What the task asks: List every line of the records below that contains the string "icon".

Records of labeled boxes
-=-=-
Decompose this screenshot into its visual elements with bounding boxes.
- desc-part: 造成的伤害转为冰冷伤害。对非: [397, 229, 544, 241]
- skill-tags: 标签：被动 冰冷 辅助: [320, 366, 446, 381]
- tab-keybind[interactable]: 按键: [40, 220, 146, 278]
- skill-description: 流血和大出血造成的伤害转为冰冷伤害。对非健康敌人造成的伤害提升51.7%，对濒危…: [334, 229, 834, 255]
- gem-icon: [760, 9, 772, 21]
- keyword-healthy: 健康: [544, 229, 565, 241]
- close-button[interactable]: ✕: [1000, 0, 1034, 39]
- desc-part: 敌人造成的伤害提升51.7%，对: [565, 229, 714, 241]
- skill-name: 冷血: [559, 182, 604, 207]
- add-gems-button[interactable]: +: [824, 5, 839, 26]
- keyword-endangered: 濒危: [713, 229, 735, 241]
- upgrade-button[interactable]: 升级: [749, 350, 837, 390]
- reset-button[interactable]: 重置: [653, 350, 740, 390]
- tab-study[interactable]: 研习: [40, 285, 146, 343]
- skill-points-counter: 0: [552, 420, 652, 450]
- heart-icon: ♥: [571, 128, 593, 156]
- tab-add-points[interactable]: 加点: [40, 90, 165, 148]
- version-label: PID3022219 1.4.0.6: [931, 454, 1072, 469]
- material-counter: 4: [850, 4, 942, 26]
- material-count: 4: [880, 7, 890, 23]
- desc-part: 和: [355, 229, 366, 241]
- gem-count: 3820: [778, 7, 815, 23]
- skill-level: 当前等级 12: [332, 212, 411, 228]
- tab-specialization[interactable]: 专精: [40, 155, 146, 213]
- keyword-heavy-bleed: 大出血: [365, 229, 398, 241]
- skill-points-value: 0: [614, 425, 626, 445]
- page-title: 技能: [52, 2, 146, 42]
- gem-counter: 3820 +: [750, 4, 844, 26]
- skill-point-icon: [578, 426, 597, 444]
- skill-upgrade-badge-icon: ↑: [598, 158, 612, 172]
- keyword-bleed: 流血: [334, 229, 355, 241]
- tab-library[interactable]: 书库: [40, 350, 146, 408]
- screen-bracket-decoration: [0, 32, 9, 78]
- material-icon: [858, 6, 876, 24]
-=-=-
The output:
- gem-icon: [760, 9, 772, 21]
- heart-icon: ♥: [571, 128, 593, 156]
- skill-point-icon: [578, 426, 597, 444]
- skill-upgrade-badge-icon: ↑: [598, 158, 612, 172]
- material-icon: [858, 6, 876, 24]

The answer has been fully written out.